## CHALLENGE
Each entry below should be written out exactly as it is, with no pictures.

# # #

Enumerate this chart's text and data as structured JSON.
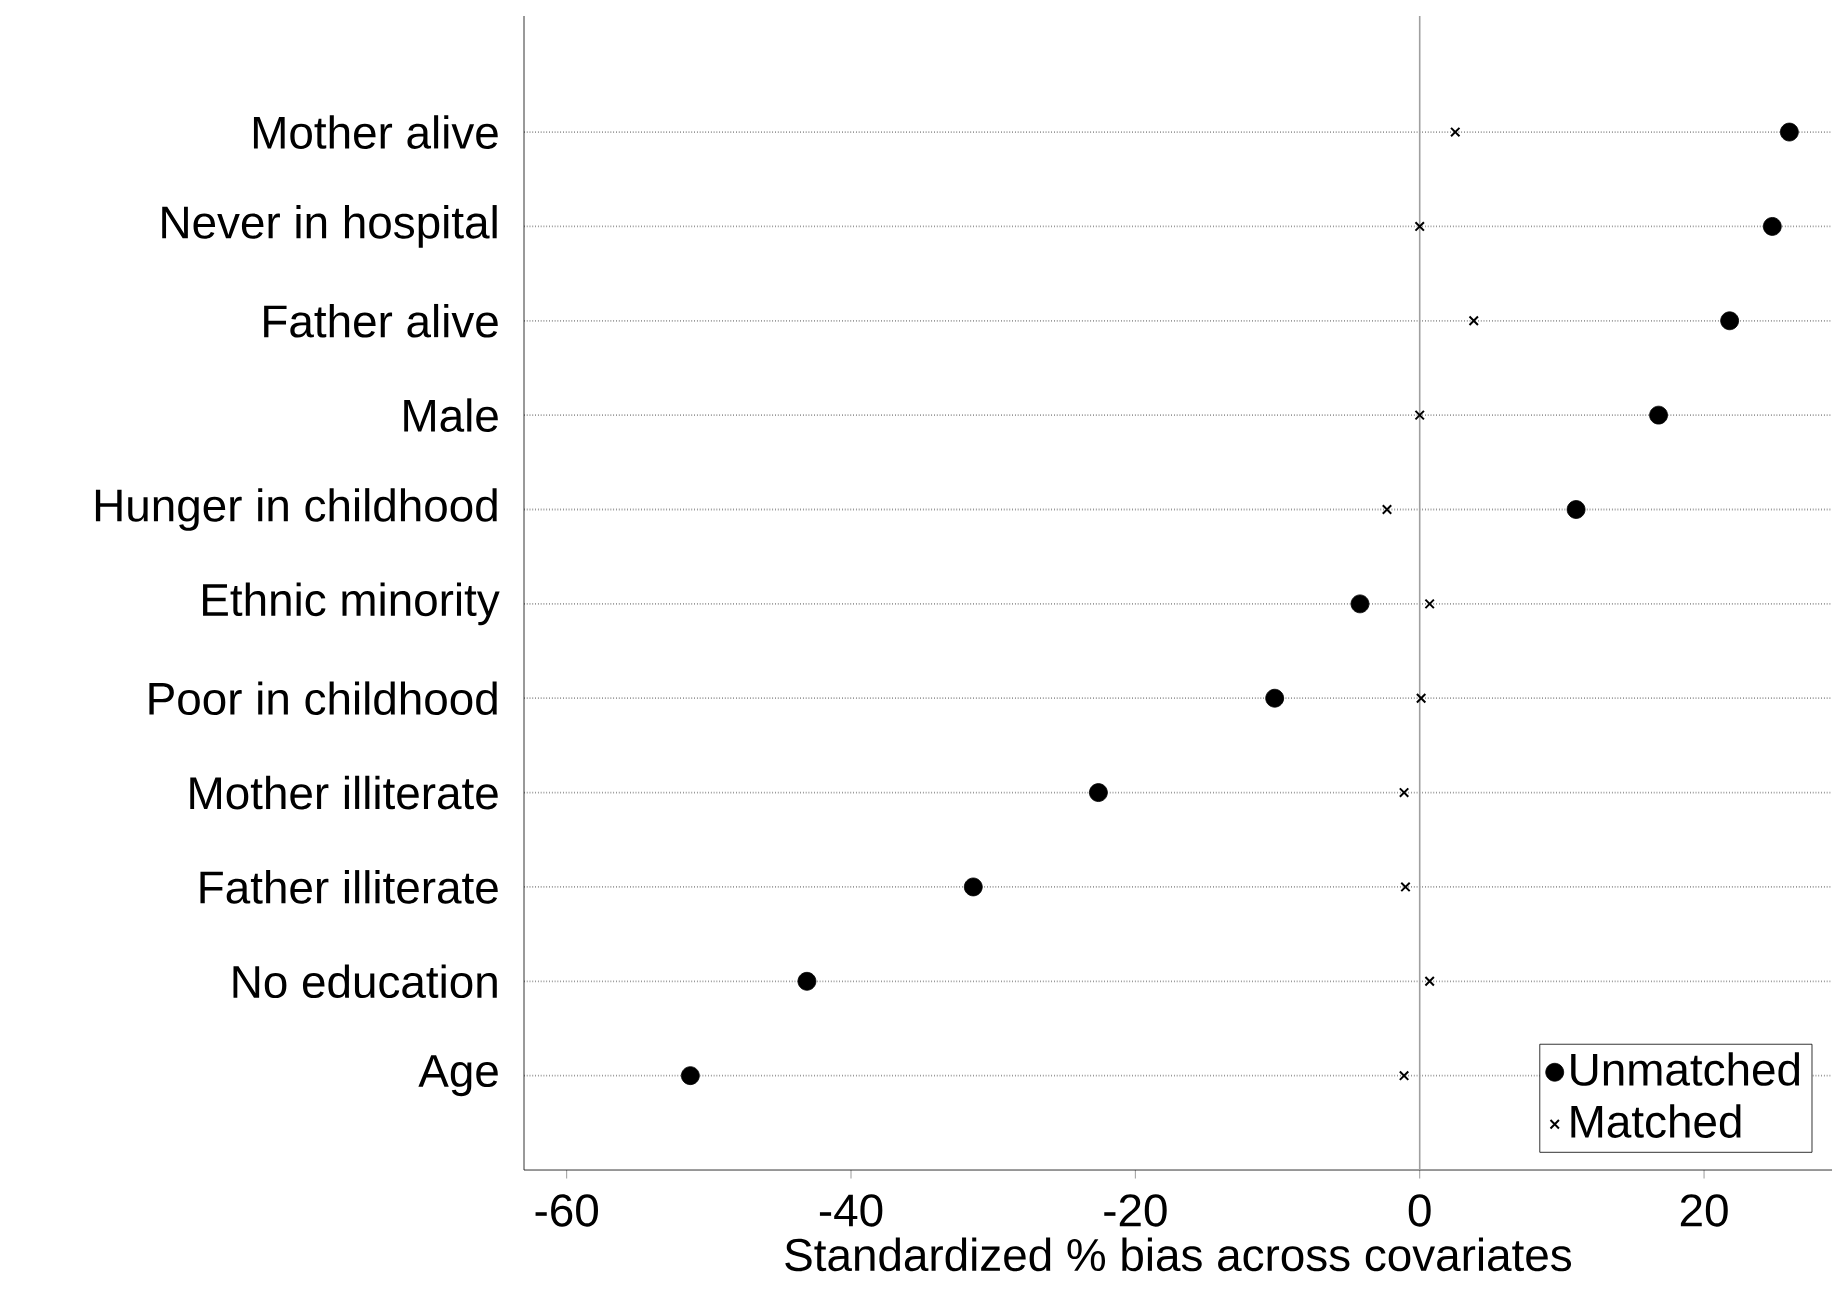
{
  "chart_data": {
    "type": "scatter",
    "orientation": "horizontal",
    "xlabel": "Standardized % bias across covariates",
    "categories": [
      "Mother alive",
      "Never in hospital",
      "Father alive",
      "Male",
      "Hunger in childhood",
      "Ethnic minority",
      "Poor in childhood",
      "Mother illiterate",
      "Father illiterate",
      "No education",
      "Age"
    ],
    "series": [
      {
        "name": "Unmatched",
        "color": "#000000",
        "marker": "circle",
        "values": [
          26.0,
          24.8,
          21.8,
          16.8,
          11.0,
          -4.2,
          -10.2,
          -22.6,
          -31.4,
          -43.1,
          -51.3
        ]
      },
      {
        "name": "Matched",
        "color": "#000000",
        "marker": "cross",
        "values": [
          2.5,
          0.0,
          3.8,
          0.0,
          -2.3,
          0.7,
          0.1,
          -1.1,
          -1.0,
          0.7,
          -1.1
        ]
      }
    ],
    "xlim": [
      -63,
      29
    ],
    "xticks": [
      -60,
      -40,
      -20,
      0,
      20
    ],
    "ref_lines": [
      {
        "axis": "x",
        "value": 0,
        "color": "#a0a0a0"
      }
    ],
    "grid": "y",
    "legend": "bottom right"
  }
}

# # #

## SOLVED EXERCISE
Enumerate this chart's text and data as structured JSON.
{
  "chart_data": {
    "type": "scatter",
    "orientation": "horizontal",
    "xlabel": "Standardized % bias across covariates",
    "categories": [
      "Mother alive",
      "Never in hospital",
      "Father alive",
      "Male",
      "Hunger in childhood",
      "Ethnic minority",
      "Poor in childhood",
      "Mother illiterate",
      "Father illiterate",
      "No education",
      "Age"
    ],
    "series": [
      {
        "name": "Unmatched",
        "color": "#000000",
        "marker": "circle",
        "values": [
          26.0,
          24.8,
          21.8,
          16.8,
          11.0,
          -4.2,
          -10.2,
          -22.6,
          -31.4,
          -43.1,
          -51.3
        ]
      },
      {
        "name": "Matched",
        "color": "#000000",
        "marker": "cross",
        "values": [
          2.5,
          0.0,
          3.8,
          0.0,
          -2.3,
          0.7,
          0.1,
          -1.1,
          -1.0,
          0.7,
          -1.1
        ]
      }
    ],
    "xlim": [
      -63,
      29
    ],
    "xticks": [
      -60,
      -40,
      -20,
      0,
      20
    ],
    "ref_lines": [
      {
        "axis": "x",
        "value": 0,
        "color": "#a0a0a0"
      }
    ],
    "grid": "y",
    "legend": "bottom right"
  }
}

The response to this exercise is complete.